(要素ボックスのレコード)
※

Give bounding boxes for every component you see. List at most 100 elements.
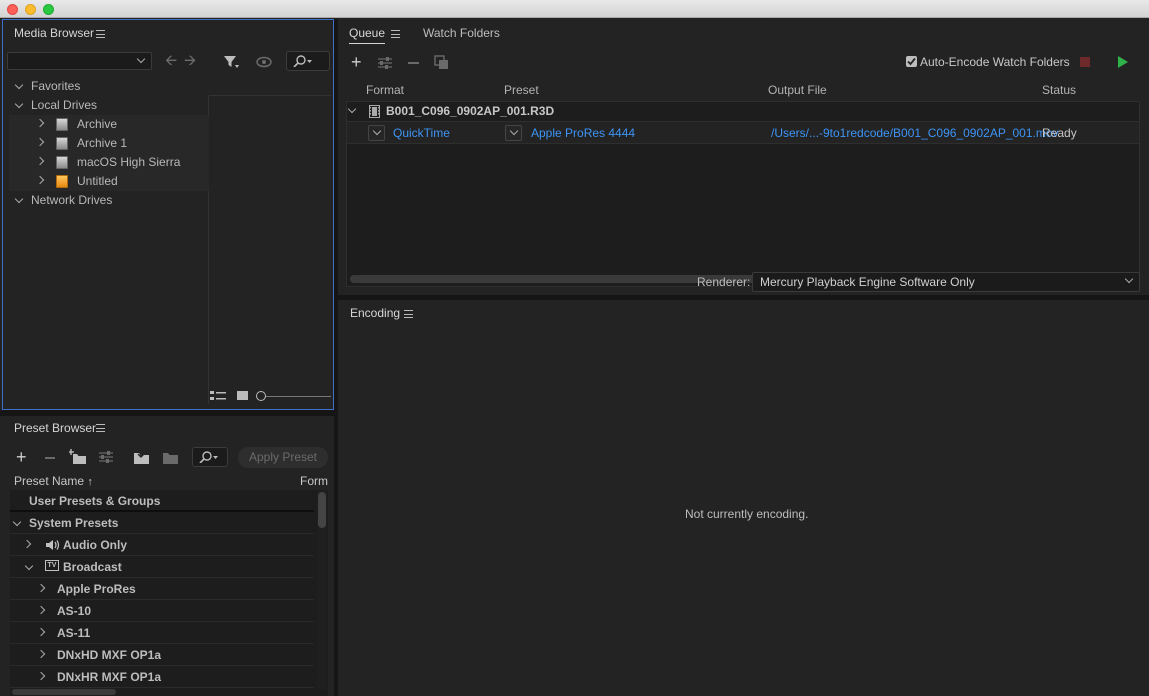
search-icon: [293, 55, 312, 67]
chevron-down-icon: [372, 126, 382, 136]
encoding-empty-message: Not currently encoding.: [685, 507, 809, 521]
sort-ascending-icon: ↑: [87, 476, 93, 488]
filter-icon[interactable]: [223, 54, 239, 70]
minimize-window-button[interactable]: [25, 4, 36, 15]
hard-drive-icon: [56, 156, 68, 169]
tree-item-drive[interactable]: Archive 1: [12, 134, 207, 153]
apply-preset-button[interactable]: Apply Preset: [238, 447, 328, 468]
queue-source-row[interactable]: B001_C096_0902AP_001.R3D: [347, 102, 1139, 122]
chevron-right-icon: [36, 627, 46, 637]
window-titlebar: [0, 0, 1149, 18]
new-preset-icon[interactable]: +: [16, 448, 27, 466]
preset-search-input[interactable]: [192, 447, 228, 467]
queue-menu-icon[interactable]: [391, 30, 400, 38]
close-window-button[interactable]: [7, 4, 18, 15]
back-arrow-icon[interactable]: 🡨: [165, 53, 177, 68]
chevron-down-icon: [14, 80, 24, 90]
queue-panel: Queue Watch Folders + Auto-Encode Watch …: [338, 19, 1149, 295]
renderer-value: Mercury Playback Engine Software Only: [760, 275, 975, 289]
encoding-menu-icon[interactable]: [404, 310, 413, 318]
column-header-format[interactable]: Format: [366, 83, 404, 97]
search-icon: [199, 451, 218, 463]
source-file-name: B001_C096_0902AP_001.R3D: [386, 104, 555, 118]
chevron-right-icon: [36, 605, 46, 615]
preset-browser-panel: Preset Browser + Apply Preset Preset Nam…: [2, 416, 334, 696]
preset-name-header-label: Preset Name: [14, 474, 85, 488]
chevron-down-icon: [24, 561, 34, 571]
output-preset-link[interactable]: Apple ProRes 4444: [531, 126, 635, 140]
row-label: Apple ProRes: [57, 582, 136, 596]
output-format-link[interactable]: QuickTime: [393, 126, 450, 140]
row-label: Audio Only: [63, 538, 127, 552]
column-header-format[interactable]: Form: [300, 474, 328, 488]
preset-subcategory-dnxhr[interactable]: DNxHR MXF OP1a: [10, 666, 314, 688]
import-preset-icon[interactable]: [132, 449, 150, 465]
tree-item-drive[interactable]: Archive: [12, 115, 207, 134]
preset-settings-icon[interactable]: [98, 450, 114, 464]
preset-category-broadcast[interactable]: TV Broadcast: [10, 556, 314, 578]
export-preset-icon[interactable]: [161, 449, 179, 465]
queue-list: B001_C096_0902AP_001.R3D QuickTime Apple…: [346, 101, 1140, 287]
row-label: DNxHR MXF OP1a: [57, 670, 162, 684]
remove-icon[interactable]: [408, 62, 419, 64]
hard-drive-icon: [56, 118, 68, 131]
horizontal-scrollbar[interactable]: [12, 689, 116, 695]
media-search-input[interactable]: [286, 51, 330, 71]
preset-browser-menu-icon[interactable]: [96, 424, 105, 432]
new-group-icon[interactable]: [69, 449, 87, 465]
preset-subcategory-as10[interactable]: AS-10: [10, 600, 314, 622]
media-browser-menu-icon[interactable]: [96, 30, 105, 38]
forward-arrow-icon[interactable]: 🡪: [184, 53, 196, 68]
icon-view-icon[interactable]: [237, 391, 248, 400]
format-dropdown-button[interactable]: [368, 125, 385, 141]
tree-item-drive[interactable]: Untitled: [12, 172, 207, 191]
zoom-slider-track[interactable]: [266, 396, 331, 397]
remove-preset-icon[interactable]: [45, 457, 55, 459]
hard-drive-icon: [56, 137, 68, 150]
scrollbar-thumb[interactable]: [318, 492, 326, 528]
duplicate-icon[interactable]: [434, 55, 450, 71]
row-label: AS-11: [57, 626, 91, 640]
zoom-slider-handle[interactable]: [256, 391, 266, 401]
chevron-right-icon: [35, 175, 45, 185]
queue-output-row[interactable]: QuickTime Apple ProRes 4444 /Users/...-9…: [347, 122, 1139, 144]
tv-icon: TV: [45, 560, 59, 571]
chevron-down-icon: [12, 517, 22, 527]
preset-subcategory-dnxhd[interactable]: DNxHD MXF OP1a: [10, 644, 314, 666]
tree-item-drive[interactable]: macOS High Sierra: [12, 153, 207, 172]
chevron-right-icon: [36, 649, 46, 659]
chevron-right-icon: [35, 137, 45, 147]
preset-group-system-presets[interactable]: System Presets: [10, 512, 314, 534]
tree-label: Archive: [77, 117, 118, 131]
column-header-status[interactable]: Status: [1042, 83, 1076, 97]
tab-queue[interactable]: Queue: [349, 26, 386, 44]
column-header-output-file[interactable]: Output File: [768, 83, 827, 97]
row-label: DNxHD MXF OP1a: [57, 648, 162, 662]
list-view-icon[interactable]: [209, 390, 227, 402]
media-contents-area: [210, 95, 331, 404]
chevron-right-icon: [36, 671, 46, 681]
start-queue-button[interactable]: [1117, 56, 1129, 68]
preset-group-user-presets[interactable]: User Presets & Groups: [10, 490, 314, 512]
renderer-select[interactable]: Mercury Playback Engine Software Only: [752, 272, 1140, 292]
preset-dropdown-button[interactable]: [505, 125, 522, 141]
renderer-label: Renderer:: [697, 275, 751, 289]
add-source-icon[interactable]: +: [351, 53, 362, 71]
preset-subcategory-apple-prores[interactable]: Apple ProRes: [10, 578, 314, 600]
settings-sliders-icon[interactable]: [377, 56, 393, 70]
film-clip-icon: [369, 105, 380, 118]
eye-icon[interactable]: [256, 56, 272, 68]
location-dropdown[interactable]: [7, 52, 152, 70]
preset-subcategory-as11[interactable]: AS-11: [10, 622, 314, 644]
vertical-scrollbar[interactable]: [317, 490, 327, 690]
auto-encode-checkbox[interactable]: [906, 56, 917, 67]
preset-category-audio-only[interactable]: Audio Only: [10, 534, 314, 556]
media-browser-panel: Media Browser 🡨 🡪 Favorites Local Drives…: [2, 19, 334, 410]
maximize-window-button[interactable]: [43, 4, 54, 15]
stop-queue-button[interactable]: [1080, 57, 1090, 67]
column-header-preset-name[interactable]: Preset Name ↑: [14, 474, 93, 488]
output-file-link[interactable]: /Users/...-9to1redcode/B001_C096_0902AP_…: [771, 126, 1059, 140]
encoding-panel: Encoding Not currently encoding.: [338, 300, 1149, 696]
tab-watch-folders[interactable]: Watch Folders: [423, 26, 500, 40]
column-header-preset[interactable]: Preset: [504, 83, 539, 97]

※

### 必要な作業
レコードのうち、「search-icon: [293, 55, 312, 67]」を含む行で始まり「encoding-menu-icon[interactable]: [404, 310, 413, 318]」を含む行で終わる部分を、両端の行も含めて一字一句変えずに書き出してください。

### 問題の解答
search-icon: [293, 55, 312, 67]
chevron-down-icon: [372, 126, 382, 136]
encoding-empty-message: Not currently encoding.: [685, 507, 809, 521]
sort-ascending-icon: ↑: [87, 476, 93, 488]
filter-icon[interactable]: [223, 54, 239, 70]
minimize-window-button[interactable]: [25, 4, 36, 15]
hard-drive-icon: [56, 156, 68, 169]
tree-item-drive[interactable]: Archive 1: [12, 134, 207, 153]
apply-preset-button[interactable]: Apply Preset: [238, 447, 328, 468]
queue-source-row[interactable]: B001_C096_0902AP_001.R3D: [347, 102, 1139, 122]
chevron-right-icon: [36, 627, 46, 637]
window-titlebar: [0, 0, 1149, 18]
new-preset-icon[interactable]: +: [16, 448, 27, 466]
preset-search-input[interactable]: [192, 447, 228, 467]
queue-menu-icon[interactable]: [391, 30, 400, 38]
close-window-button[interactable]: [7, 4, 18, 15]
back-arrow-icon[interactable]: 🡨: [165, 53, 177, 68]
chevron-down-icon: [14, 80, 24, 90]
queue-panel: Queue Watch Folders + Auto-Encode Watch …: [338, 19, 1149, 295]
renderer-value: Mercury Playback Engine Software Only: [760, 275, 975, 289]
encoding-menu-icon[interactable]: [404, 310, 413, 318]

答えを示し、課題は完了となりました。